Task statement ::
Find the lines that hold the word "gallons" and return them.

Stored entries ::
►

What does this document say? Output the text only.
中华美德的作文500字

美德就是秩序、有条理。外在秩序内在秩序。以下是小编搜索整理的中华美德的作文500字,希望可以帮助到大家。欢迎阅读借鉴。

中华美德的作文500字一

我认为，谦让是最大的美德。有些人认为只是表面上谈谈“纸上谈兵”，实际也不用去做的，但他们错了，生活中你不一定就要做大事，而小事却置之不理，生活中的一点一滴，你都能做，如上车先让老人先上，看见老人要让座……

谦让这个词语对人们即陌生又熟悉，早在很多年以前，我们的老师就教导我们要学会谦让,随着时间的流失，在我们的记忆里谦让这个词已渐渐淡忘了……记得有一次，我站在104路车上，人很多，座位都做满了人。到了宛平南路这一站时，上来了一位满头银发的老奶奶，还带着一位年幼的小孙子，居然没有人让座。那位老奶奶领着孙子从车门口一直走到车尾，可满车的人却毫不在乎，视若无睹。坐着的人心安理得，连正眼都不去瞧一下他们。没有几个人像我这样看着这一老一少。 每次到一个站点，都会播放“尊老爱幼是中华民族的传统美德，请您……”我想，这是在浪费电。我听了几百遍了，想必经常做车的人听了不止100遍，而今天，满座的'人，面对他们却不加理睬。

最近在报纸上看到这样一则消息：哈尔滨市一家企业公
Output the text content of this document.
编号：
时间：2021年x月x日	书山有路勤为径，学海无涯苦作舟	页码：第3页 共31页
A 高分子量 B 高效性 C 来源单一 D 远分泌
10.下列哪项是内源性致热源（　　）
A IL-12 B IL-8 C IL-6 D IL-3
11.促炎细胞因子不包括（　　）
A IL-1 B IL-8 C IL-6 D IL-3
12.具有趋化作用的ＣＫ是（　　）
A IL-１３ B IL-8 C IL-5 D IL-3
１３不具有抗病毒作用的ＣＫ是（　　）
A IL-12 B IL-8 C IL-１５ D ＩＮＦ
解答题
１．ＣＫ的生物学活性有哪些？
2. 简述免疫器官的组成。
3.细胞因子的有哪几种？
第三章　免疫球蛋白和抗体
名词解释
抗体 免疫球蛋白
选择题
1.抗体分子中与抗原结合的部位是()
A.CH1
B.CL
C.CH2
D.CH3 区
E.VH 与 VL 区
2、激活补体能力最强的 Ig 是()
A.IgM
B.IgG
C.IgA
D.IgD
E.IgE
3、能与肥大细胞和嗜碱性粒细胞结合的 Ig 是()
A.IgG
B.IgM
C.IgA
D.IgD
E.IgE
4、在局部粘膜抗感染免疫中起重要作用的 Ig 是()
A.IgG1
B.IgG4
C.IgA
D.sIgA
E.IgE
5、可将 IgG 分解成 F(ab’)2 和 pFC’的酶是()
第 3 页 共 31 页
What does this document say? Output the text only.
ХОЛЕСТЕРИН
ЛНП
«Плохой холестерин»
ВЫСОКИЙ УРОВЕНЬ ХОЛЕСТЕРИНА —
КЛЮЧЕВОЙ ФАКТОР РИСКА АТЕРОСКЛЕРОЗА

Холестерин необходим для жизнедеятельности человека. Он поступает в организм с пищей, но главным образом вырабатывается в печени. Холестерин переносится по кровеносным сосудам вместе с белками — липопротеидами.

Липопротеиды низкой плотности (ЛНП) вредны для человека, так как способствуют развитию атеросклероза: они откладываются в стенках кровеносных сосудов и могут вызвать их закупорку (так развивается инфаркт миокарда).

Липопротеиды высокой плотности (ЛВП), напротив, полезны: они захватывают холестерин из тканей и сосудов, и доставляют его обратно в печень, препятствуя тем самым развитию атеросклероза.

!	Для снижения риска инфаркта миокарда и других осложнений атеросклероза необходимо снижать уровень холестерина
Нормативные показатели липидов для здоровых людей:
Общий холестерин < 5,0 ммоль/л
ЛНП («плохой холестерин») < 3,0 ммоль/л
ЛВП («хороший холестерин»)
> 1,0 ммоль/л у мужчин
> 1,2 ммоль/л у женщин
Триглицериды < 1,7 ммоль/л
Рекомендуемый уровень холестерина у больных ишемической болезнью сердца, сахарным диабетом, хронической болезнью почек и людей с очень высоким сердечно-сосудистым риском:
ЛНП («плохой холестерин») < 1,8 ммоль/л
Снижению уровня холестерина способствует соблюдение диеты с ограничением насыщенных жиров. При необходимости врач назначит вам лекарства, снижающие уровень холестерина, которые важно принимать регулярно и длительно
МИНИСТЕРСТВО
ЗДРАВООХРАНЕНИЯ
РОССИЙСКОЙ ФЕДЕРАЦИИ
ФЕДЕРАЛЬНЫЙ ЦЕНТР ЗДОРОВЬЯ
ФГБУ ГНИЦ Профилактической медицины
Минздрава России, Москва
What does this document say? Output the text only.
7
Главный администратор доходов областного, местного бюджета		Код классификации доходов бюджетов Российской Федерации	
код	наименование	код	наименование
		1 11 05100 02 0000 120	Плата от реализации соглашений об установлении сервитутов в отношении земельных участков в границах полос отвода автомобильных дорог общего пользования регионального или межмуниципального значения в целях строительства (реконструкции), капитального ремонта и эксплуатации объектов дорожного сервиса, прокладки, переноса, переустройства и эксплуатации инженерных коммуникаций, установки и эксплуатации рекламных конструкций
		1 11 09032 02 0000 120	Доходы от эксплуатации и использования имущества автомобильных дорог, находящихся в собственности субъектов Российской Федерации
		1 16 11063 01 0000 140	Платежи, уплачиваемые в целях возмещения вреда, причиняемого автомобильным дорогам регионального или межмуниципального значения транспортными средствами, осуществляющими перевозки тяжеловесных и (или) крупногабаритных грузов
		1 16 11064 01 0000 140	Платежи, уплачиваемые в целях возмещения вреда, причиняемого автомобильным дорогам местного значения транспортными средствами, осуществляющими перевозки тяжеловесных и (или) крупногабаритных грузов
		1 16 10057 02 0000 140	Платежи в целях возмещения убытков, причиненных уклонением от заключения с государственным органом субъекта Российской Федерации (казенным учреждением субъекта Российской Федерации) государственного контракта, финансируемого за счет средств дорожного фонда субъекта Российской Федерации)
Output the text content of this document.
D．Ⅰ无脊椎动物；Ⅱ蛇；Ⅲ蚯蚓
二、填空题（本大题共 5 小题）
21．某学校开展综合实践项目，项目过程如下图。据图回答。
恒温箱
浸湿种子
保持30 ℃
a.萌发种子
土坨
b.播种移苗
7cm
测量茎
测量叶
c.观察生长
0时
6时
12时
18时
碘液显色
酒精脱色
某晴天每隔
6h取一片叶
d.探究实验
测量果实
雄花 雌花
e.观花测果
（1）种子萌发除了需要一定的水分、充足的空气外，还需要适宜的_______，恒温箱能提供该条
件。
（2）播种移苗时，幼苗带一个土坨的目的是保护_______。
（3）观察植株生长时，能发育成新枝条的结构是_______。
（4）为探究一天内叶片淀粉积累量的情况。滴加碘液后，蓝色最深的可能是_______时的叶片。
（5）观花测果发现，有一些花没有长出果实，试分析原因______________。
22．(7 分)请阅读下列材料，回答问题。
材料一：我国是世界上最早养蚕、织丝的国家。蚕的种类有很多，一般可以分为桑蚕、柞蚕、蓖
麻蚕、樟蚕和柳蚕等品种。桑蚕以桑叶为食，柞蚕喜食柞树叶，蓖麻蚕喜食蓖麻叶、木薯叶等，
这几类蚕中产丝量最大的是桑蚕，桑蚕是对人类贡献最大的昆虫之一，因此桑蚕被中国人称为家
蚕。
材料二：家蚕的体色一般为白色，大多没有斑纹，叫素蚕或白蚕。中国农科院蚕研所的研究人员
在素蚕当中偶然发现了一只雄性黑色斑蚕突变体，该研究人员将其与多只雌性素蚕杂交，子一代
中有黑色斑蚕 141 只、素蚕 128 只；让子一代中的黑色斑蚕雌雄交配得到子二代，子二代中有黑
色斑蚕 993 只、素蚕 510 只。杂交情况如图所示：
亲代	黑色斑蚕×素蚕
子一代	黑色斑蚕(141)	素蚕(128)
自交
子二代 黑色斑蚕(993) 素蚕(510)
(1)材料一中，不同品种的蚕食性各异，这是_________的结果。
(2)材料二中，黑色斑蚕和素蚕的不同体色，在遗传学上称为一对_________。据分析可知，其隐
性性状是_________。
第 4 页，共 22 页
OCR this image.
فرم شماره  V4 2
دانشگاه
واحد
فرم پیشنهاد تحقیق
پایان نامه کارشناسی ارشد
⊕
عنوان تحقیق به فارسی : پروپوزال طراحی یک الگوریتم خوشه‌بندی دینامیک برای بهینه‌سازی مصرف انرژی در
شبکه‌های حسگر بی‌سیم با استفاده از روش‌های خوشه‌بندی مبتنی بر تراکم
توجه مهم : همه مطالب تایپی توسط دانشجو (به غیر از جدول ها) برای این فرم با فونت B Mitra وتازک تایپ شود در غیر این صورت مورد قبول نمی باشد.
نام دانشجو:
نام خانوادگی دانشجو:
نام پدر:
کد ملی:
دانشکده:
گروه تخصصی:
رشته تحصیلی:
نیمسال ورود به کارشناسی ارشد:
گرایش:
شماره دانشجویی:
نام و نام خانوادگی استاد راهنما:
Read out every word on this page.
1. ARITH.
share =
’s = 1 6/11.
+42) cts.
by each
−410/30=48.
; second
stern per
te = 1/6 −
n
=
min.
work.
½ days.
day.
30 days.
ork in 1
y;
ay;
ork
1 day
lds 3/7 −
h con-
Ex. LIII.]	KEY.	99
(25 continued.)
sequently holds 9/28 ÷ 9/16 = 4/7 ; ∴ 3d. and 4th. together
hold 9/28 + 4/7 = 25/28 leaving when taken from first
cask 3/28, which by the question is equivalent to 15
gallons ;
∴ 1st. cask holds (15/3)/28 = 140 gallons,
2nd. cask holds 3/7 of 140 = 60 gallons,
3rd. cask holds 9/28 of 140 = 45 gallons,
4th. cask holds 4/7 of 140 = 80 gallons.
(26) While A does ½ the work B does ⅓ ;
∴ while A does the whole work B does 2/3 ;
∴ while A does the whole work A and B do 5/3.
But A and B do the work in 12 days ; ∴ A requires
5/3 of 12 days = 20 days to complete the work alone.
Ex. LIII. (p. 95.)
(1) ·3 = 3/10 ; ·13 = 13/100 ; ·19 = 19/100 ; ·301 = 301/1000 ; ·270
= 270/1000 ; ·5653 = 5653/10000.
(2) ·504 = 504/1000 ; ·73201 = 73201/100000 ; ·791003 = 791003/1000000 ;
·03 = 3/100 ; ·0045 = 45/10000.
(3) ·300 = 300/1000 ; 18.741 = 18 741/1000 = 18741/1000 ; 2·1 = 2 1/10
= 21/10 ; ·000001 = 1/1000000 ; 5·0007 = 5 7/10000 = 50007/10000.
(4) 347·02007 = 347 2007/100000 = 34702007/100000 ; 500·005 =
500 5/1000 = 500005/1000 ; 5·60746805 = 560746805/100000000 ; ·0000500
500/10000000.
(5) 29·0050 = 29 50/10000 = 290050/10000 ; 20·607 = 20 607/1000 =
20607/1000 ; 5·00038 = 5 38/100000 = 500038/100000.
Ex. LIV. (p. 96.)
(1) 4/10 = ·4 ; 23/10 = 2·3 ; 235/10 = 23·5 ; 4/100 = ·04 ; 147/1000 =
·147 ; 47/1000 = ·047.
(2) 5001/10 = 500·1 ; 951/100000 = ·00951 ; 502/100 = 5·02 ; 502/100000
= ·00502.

◄

Answer for this exercise ::
gallons ;
∴ 1st. cask holds (15/3)/28 = 140 gallons,
2nd. cask holds 3/7 of 140 = 60 gallons,
3rd. cask holds 9/28 of 140 = 45 gallons,
4th. cask holds 4/7 of 140 = 80 gallons.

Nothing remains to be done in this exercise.